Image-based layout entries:
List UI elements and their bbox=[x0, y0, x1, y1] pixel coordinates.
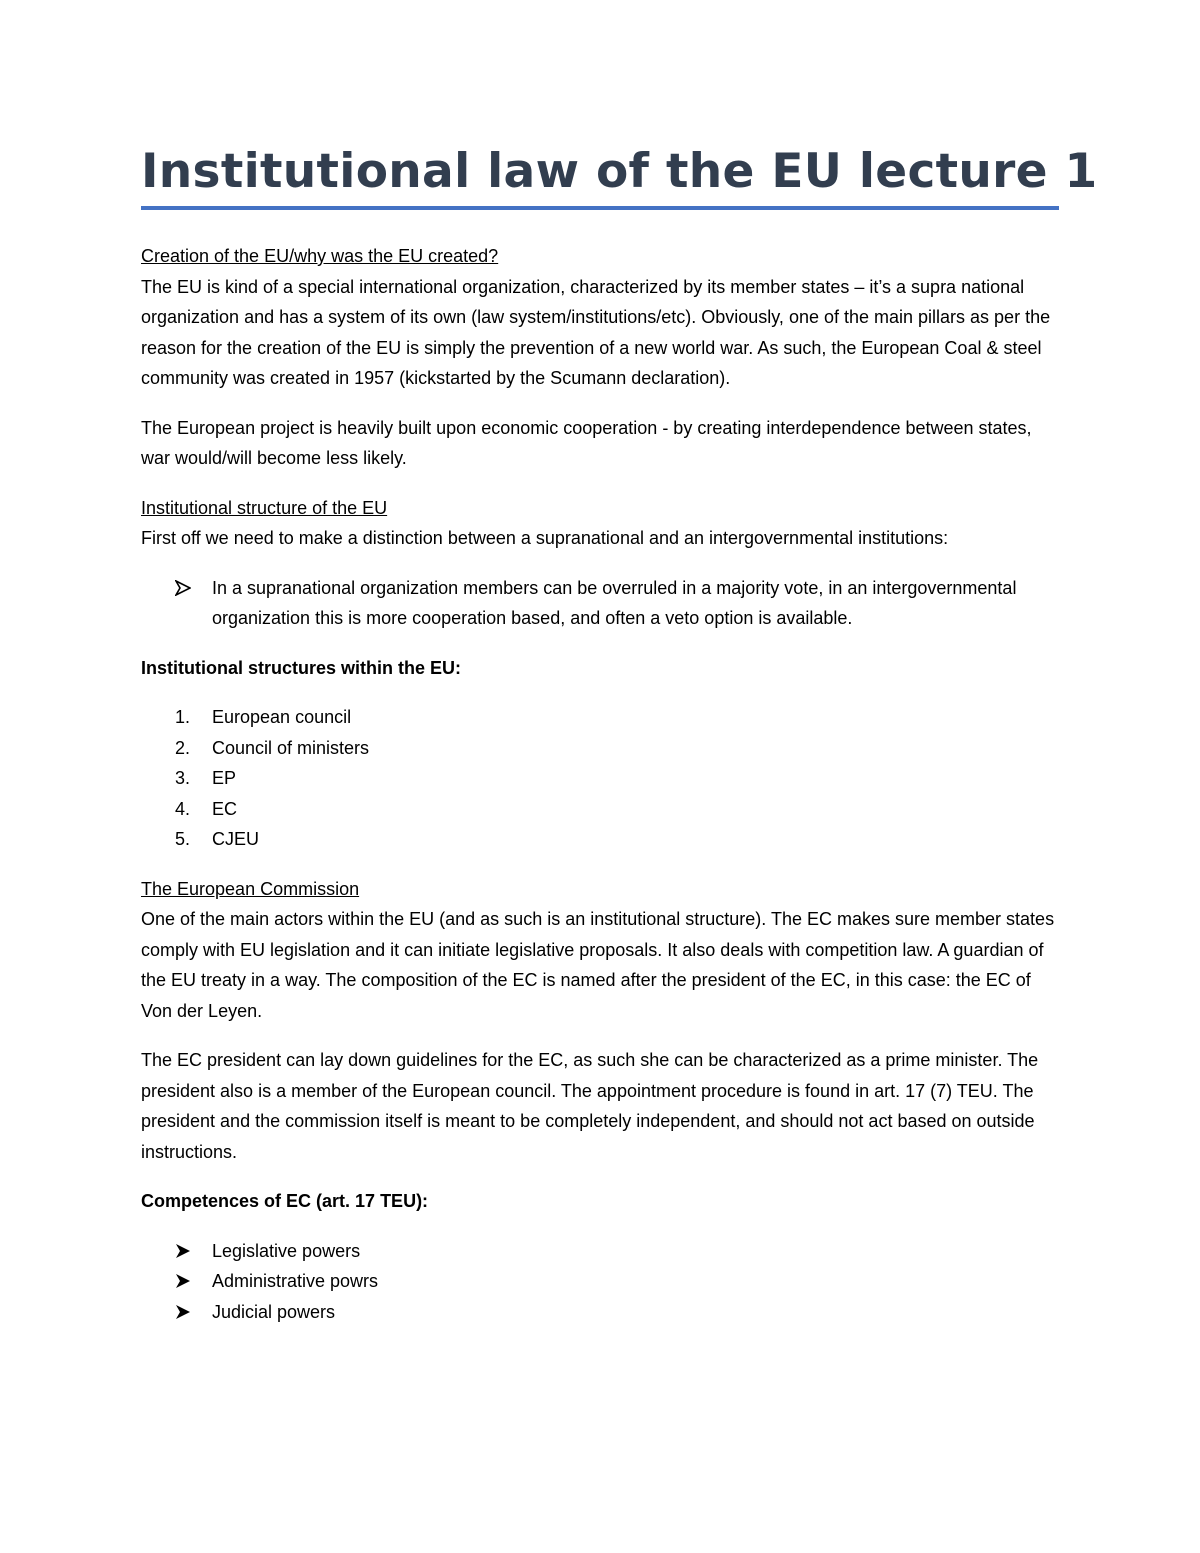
list-number: 2. bbox=[175, 737, 191, 758]
paragraph-institutional-structure: First off we need to make a distinction between a supranational and an intergovernmental institutions: bbox=[141, 528, 949, 548]
list-item-text: Council of ministers bbox=[212, 737, 370, 758]
competences-bullet-list bbox=[141, 1236, 1059, 1328]
institutions-numbered-list bbox=[141, 702, 1059, 855]
document-body bbox=[141, 241, 1059, 1327]
list-item bbox=[141, 794, 1059, 825]
bullet-text: Legislative powers bbox=[212, 1240, 361, 1261]
bullet-text: In a supranational organization members can be overruled in a majority vote, in an intergovernmental organization this is more cooperation based, and often a veto option is available. bbox=[212, 577, 1017, 628]
paragraph-commission-1: One of the main actors within the EU (and as such is an institutional structure). The EC makes sure member states comply with EU legislation and it can initiate legislative proposals. It also deals with competition law. A guardian of the EU treaty in a way. The composition of the EC is named after the president of the EC, in this case: the EC of Von der Leyen. bbox=[141, 909, 1055, 1021]
bullet-text: Judicial powers bbox=[212, 1301, 336, 1322]
heading-institutional-structure: Institutional structure of the EU bbox=[141, 497, 388, 518]
heading-european-commission: The European Commission bbox=[141, 878, 360, 899]
list-item bbox=[141, 824, 1059, 855]
heading-competences: Competences of EC (art. 17 TEU): bbox=[141, 1191, 429, 1211]
list-item-text: EC bbox=[212, 798, 238, 819]
list-item-text: European council bbox=[212, 707, 352, 727]
paragraph-creation-2: The European project is heavily built upon economic cooperation - by creating interdependence between states, war would/will become less likely. bbox=[141, 417, 1032, 468]
list-item bbox=[141, 763, 1059, 794]
arrowhead-filled-icon bbox=[175, 1297, 191, 1320]
supranational-bullet-list bbox=[141, 573, 1059, 634]
list-number: 1. bbox=[175, 707, 191, 727]
list-item bbox=[141, 1236, 1059, 1267]
list-item-text: EP bbox=[212, 768, 237, 788]
heading-structures-within-eu: Institutional structures within the EU: bbox=[141, 657, 462, 678]
list-number: 4. bbox=[175, 798, 191, 819]
arrowhead-filled-icon bbox=[175, 1236, 191, 1259]
title-underline-rule bbox=[141, 206, 1059, 210]
arrowhead-filled-icon bbox=[175, 1266, 191, 1289]
arrowhead-outline-icon bbox=[175, 573, 191, 596]
paragraph-creation-1: The EU is kind of a special international organization, characterized by its member states – it’s a supra national organization and has a system of its own (law system/institutions/etc). Obviously, one of the main pillars as per the reason for the creation of the EU is simply the prevention of a new world war. As such, the European Coal & steel community was created in 1957 (kickstarted by the Scumann declaration). bbox=[141, 276, 1051, 388]
list-item bbox=[141, 1297, 1059, 1328]
list-number: 5. bbox=[175, 829, 191, 849]
document-page bbox=[141, 138, 1098, 1327]
list-item bbox=[141, 573, 1059, 634]
paragraph-commission-2: The EC president can lay down guidelines for the EC, as such she can be characterized as a prime minister. The president also is a member of the European council. The appointment procedure is found in art. 17 (7) TEU. The president and the commission itself is meant to be completely independent, and should not act based on outside instructions. bbox=[141, 1050, 1039, 1162]
list-item bbox=[141, 1266, 1059, 1297]
list-item-text: CJEU bbox=[212, 829, 260, 849]
list-item bbox=[141, 733, 1059, 764]
document-title: Institutional law of the EU lecture 1 bbox=[141, 144, 1098, 199]
list-item bbox=[141, 702, 1059, 733]
bullet-text: Administrative powrs bbox=[212, 1271, 379, 1291]
list-number: 3. bbox=[175, 768, 191, 788]
heading-creation-of-eu: Creation of the EU/why was the EU created? bbox=[141, 246, 499, 266]
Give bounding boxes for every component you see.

__What needs to be done__: Reproduce every line of the records above word for word, omitting the pictures.

__Exercise response__:
List UI elements and their bbox=[x0, y0, x1, y1] pixel coordinates.
list-number: 2. bbox=[175, 737, 191, 758]
paragraph-institutional-structure: First off we need to make a distinction between a supranational and an intergovernmental institutions: bbox=[141, 528, 949, 548]
list-item-text: Council of ministers bbox=[212, 737, 370, 758]
competences-bullet-list bbox=[141, 1236, 1059, 1328]
institutions-numbered-list bbox=[141, 702, 1059, 855]
document-body bbox=[141, 241, 1059, 1327]
list-item bbox=[141, 794, 1059, 825]
bullet-text: Legislative powers bbox=[212, 1240, 361, 1261]
bullet-text: In a supranational organization members can be overruled in a majority vote, in an intergovernmental organization this is more cooperation based, and often a veto option is available. bbox=[212, 577, 1017, 628]
paragraph-commission-1: One of the main actors within the EU (and as such is an institutional structure). The EC makes sure member states comply with EU legislation and it can initiate legislative proposals. It also deals with competition law. A guardian of the EU treaty in a way. The composition of the EC is named after the president of the EC, in this case: the EC of Von der Leyen. bbox=[141, 909, 1055, 1021]
bullet-text: Judicial powers bbox=[212, 1301, 336, 1322]
heading-institutional-structure: Institutional structure of the EU bbox=[141, 497, 388, 518]
heading-european-commission: The European Commission bbox=[141, 878, 360, 899]
list-item bbox=[141, 824, 1059, 855]
heading-competences: Competences of EC (art. 17 TEU): bbox=[141, 1191, 429, 1211]
list-item-text: EC bbox=[212, 798, 238, 819]
list-item-text: European council bbox=[212, 707, 352, 727]
paragraph-creation-2: The European project is heavily built upon economic cooperation - by creating interdependence between states, war would/will become less likely. bbox=[141, 417, 1032, 468]
list-item bbox=[141, 763, 1059, 794]
arrowhead-filled-icon bbox=[175, 1297, 191, 1320]
supranational-bullet-list bbox=[141, 573, 1059, 634]
list-number: 1. bbox=[175, 707, 191, 727]
list-item bbox=[141, 1236, 1059, 1267]
list-item-text: EP bbox=[212, 768, 237, 788]
heading-structures-within-eu: Institutional structures within the EU: bbox=[141, 657, 462, 678]
list-number: 4. bbox=[175, 798, 191, 819]
arrowhead-filled-icon bbox=[175, 1236, 191, 1259]
title-underline-rule bbox=[141, 206, 1059, 210]
arrowhead-filled-icon bbox=[175, 1266, 191, 1289]
arrowhead-outline-icon bbox=[175, 573, 191, 596]
paragraph-creation-1: The EU is kind of a special international organization, characterized by its member states – it’s a supra national organization and has a system of its own (law system/institutions/etc). Obviously, one of the main pillars as per the reason for the creation of the EU is simply the prevention of a new world war. As such, the European Coal & steel community was created in 1957 (kickstarted by the Scumann declaration). bbox=[141, 276, 1051, 388]
list-item bbox=[141, 1297, 1059, 1328]
list-number: 5. bbox=[175, 829, 191, 849]
document-page bbox=[141, 138, 1098, 1327]
list-item bbox=[141, 573, 1059, 634]
paragraph-commission-2: The EC president can lay down guidelines for the EC, as such she can be characterized as a prime minister. The president also is a member of the European council. The appointment procedure is found in art. 17 (7) TEU. The president and the commission itself is meant to be completely independent, and should not act based on outside instructions. bbox=[141, 1050, 1039, 1162]
list-item bbox=[141, 1266, 1059, 1297]
list-item-text: CJEU bbox=[212, 829, 260, 849]
list-item bbox=[141, 733, 1059, 764]
document-title: Institutional law of the EU lecture 1 bbox=[141, 144, 1098, 199]
list-item bbox=[141, 702, 1059, 733]
bullet-text: Administrative powrs bbox=[212, 1271, 379, 1291]
list-number: 3. bbox=[175, 768, 191, 788]
heading-creation-of-eu: Creation of the EU/why was the EU created? bbox=[141, 246, 499, 266]
Give bounding boxes for every component you see.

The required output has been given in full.